§ **OBJECTIVE**:
Separate out the lines that hold "eſſe".

Source records
######

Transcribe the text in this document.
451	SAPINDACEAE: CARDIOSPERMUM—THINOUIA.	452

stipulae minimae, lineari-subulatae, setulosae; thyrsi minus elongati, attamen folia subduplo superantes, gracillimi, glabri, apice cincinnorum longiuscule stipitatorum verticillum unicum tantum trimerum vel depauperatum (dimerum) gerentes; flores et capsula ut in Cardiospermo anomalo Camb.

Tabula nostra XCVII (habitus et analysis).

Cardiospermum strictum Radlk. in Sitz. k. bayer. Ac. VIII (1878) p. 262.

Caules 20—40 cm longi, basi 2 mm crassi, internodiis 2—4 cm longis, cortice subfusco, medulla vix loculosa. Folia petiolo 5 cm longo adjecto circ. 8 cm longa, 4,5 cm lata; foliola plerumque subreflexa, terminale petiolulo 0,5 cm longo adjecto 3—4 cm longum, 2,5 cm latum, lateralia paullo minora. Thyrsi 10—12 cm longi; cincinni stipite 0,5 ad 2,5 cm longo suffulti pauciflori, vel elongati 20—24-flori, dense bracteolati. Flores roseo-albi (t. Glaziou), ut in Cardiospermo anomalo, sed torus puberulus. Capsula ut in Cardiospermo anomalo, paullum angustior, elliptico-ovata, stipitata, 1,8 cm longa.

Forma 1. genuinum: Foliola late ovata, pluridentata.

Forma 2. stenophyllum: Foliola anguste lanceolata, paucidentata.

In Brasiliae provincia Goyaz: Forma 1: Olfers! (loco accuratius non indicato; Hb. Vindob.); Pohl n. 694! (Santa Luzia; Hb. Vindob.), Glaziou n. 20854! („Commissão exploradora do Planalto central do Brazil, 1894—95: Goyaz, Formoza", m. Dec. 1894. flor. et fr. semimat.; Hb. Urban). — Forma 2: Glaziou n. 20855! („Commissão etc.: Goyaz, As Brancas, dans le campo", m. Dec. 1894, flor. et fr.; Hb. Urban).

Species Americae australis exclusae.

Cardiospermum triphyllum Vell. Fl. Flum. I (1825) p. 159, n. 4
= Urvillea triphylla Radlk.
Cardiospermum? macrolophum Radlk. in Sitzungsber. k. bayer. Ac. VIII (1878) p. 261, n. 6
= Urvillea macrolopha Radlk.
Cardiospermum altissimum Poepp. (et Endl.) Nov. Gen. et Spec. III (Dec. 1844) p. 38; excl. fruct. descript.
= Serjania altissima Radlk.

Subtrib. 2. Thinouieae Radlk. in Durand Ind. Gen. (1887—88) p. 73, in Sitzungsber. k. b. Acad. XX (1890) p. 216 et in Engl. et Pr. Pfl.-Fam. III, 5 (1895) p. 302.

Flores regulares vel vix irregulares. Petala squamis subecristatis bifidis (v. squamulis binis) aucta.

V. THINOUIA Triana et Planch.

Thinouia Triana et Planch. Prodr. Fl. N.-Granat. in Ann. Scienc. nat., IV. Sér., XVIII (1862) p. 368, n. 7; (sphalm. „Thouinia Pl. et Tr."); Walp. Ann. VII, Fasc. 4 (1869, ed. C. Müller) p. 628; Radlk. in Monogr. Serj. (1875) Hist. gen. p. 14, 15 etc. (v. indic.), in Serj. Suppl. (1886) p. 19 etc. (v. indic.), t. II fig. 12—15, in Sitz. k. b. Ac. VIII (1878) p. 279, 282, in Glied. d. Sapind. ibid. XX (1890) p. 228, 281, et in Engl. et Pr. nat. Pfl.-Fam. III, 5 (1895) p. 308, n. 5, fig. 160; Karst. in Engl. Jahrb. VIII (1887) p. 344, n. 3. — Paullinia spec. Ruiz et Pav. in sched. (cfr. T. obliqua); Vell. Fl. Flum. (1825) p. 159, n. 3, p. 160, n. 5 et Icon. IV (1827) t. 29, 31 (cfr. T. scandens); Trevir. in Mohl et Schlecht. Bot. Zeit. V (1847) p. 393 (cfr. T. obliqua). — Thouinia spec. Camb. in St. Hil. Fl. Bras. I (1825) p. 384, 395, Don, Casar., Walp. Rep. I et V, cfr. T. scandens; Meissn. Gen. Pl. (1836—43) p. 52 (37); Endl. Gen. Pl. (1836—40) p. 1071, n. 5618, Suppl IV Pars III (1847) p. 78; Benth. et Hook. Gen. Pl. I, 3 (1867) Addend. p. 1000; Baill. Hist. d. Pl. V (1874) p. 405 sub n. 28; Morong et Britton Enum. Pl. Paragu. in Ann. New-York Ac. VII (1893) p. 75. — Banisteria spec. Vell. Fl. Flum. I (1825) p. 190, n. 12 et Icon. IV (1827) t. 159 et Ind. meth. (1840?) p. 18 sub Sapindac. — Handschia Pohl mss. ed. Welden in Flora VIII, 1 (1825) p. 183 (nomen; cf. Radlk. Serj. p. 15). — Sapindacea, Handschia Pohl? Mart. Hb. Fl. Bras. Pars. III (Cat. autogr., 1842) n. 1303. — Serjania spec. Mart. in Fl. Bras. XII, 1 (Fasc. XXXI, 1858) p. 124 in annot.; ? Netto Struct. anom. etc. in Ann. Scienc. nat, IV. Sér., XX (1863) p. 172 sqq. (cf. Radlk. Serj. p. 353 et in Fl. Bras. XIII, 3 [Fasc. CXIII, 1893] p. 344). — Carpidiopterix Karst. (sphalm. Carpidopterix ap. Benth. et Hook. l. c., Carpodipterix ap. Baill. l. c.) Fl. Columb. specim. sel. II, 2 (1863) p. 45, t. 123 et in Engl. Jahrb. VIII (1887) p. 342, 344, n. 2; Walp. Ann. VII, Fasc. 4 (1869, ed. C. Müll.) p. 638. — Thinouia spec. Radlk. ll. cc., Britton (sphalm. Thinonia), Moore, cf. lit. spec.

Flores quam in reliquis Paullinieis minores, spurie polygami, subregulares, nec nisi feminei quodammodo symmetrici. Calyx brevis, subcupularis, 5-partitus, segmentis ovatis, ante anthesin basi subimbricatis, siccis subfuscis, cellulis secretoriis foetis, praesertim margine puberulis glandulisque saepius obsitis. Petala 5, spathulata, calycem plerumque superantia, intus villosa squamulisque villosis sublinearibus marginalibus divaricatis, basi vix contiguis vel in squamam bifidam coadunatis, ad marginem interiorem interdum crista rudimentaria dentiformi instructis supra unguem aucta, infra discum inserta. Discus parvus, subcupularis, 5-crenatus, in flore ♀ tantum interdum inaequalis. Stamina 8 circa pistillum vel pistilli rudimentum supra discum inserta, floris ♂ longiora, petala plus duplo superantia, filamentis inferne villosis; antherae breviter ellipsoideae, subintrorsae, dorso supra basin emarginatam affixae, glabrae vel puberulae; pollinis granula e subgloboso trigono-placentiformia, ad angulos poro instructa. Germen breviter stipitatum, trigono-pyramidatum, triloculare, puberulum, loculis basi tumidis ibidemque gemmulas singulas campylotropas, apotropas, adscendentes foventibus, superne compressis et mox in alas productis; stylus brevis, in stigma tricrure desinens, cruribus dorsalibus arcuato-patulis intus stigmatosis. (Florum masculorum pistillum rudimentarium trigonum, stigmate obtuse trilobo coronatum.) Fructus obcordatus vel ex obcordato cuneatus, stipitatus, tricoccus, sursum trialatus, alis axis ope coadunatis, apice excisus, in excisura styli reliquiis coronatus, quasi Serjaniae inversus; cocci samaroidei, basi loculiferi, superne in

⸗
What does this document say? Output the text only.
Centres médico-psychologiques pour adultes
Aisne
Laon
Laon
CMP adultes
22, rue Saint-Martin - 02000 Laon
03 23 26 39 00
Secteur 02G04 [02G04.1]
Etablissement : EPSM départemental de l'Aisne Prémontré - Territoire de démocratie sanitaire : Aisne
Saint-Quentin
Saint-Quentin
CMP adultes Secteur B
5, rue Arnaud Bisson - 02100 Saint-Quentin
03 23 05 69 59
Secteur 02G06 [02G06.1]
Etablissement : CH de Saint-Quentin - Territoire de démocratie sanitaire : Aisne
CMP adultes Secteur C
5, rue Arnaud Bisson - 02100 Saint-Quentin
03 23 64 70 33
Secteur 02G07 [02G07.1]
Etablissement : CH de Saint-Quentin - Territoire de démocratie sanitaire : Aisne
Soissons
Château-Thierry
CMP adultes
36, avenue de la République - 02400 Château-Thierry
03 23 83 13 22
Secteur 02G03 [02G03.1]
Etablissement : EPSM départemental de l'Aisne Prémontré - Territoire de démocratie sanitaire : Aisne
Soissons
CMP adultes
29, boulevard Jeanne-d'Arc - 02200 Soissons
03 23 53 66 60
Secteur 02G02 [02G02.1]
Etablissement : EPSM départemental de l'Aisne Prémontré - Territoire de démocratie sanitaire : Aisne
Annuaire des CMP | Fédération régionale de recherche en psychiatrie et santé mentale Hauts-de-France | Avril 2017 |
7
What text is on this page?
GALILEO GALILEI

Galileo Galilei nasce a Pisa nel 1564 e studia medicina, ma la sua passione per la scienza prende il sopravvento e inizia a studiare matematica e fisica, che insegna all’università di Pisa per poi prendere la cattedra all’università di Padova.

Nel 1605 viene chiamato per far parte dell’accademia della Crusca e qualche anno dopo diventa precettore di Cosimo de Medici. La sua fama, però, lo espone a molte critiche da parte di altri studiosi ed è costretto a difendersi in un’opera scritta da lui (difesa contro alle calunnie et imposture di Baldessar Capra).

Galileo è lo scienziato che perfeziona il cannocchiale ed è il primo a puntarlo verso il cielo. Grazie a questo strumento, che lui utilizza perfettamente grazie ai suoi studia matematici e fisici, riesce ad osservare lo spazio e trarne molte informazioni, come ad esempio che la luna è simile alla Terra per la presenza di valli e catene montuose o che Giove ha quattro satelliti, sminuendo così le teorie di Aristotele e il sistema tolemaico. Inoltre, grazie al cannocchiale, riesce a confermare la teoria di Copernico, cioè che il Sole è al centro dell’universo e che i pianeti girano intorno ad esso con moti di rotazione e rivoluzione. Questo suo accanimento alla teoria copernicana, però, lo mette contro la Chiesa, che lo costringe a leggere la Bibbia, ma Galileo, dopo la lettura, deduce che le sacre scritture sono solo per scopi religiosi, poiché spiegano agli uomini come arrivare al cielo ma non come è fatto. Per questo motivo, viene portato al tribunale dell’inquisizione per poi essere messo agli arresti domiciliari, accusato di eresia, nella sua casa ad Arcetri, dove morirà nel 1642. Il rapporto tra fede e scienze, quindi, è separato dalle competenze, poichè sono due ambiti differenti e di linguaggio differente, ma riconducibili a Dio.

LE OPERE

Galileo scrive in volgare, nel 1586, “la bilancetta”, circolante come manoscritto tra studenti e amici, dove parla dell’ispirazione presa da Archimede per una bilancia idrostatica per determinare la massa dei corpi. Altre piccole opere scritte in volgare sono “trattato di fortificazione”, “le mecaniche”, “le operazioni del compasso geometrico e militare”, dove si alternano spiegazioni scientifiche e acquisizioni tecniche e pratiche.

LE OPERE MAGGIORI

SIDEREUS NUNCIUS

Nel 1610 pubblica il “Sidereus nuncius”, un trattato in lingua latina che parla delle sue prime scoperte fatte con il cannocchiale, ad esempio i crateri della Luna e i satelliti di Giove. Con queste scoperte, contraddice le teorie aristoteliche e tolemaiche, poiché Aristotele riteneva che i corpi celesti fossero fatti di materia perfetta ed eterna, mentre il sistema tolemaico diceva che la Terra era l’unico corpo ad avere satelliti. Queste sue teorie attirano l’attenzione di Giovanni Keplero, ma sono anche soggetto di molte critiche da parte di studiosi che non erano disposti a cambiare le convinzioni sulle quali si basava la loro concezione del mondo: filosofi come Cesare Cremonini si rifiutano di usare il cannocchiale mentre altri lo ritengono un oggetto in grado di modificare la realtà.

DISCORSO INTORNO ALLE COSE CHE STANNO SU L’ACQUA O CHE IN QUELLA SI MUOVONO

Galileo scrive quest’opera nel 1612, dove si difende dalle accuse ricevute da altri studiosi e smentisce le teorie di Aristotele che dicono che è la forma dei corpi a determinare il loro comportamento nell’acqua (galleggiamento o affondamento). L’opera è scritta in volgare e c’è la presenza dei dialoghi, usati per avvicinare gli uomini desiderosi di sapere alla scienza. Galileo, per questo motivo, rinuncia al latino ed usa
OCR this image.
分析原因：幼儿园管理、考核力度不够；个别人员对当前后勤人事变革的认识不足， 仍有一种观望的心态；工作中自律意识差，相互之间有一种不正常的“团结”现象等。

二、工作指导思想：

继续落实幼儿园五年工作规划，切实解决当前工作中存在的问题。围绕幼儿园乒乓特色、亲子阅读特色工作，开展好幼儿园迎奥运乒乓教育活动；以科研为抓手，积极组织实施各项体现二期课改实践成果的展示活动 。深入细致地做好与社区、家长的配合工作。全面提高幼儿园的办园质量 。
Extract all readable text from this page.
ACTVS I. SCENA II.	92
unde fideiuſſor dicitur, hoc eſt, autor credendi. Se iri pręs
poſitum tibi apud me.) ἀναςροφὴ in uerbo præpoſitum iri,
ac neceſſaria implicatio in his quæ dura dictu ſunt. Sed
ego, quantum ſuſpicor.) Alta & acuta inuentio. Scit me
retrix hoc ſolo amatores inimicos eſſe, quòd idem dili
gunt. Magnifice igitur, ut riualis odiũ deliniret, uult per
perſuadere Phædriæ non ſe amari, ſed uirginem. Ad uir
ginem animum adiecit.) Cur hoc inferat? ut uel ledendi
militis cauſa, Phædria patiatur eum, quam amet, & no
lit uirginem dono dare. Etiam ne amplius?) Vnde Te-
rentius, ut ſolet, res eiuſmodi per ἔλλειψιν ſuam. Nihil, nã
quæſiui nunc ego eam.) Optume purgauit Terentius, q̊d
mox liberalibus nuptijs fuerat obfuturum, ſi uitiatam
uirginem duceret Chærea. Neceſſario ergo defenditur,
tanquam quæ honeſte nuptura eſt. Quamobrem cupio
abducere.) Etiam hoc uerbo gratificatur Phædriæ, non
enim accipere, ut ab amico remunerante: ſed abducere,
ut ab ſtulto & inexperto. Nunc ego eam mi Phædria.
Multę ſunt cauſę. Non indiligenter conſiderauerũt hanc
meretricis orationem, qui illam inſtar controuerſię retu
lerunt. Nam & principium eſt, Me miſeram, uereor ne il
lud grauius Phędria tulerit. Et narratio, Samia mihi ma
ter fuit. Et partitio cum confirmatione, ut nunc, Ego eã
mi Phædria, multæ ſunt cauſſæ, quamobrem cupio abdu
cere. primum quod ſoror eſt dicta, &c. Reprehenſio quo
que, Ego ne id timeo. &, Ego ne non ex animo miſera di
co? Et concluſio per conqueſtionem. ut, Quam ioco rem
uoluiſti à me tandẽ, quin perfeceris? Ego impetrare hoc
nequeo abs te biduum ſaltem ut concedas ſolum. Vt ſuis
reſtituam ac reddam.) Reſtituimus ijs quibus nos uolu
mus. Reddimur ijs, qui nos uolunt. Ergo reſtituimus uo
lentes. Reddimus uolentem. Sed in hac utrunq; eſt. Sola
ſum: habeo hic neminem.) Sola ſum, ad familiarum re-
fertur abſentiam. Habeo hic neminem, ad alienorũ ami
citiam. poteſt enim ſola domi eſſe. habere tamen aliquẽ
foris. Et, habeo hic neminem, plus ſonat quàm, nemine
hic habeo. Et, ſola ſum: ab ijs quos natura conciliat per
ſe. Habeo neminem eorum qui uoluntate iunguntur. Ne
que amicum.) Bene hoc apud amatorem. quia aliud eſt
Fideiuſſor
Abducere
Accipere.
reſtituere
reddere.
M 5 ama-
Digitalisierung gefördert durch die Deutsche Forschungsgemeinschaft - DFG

######

§ **RESULT OF THIS EXERCISE**:
retrix hoc ſolo amatores inimicos eſſe, quòd idem dili
citiam. poteſt enim ſola domi eſſe. habere tamen aliquẽ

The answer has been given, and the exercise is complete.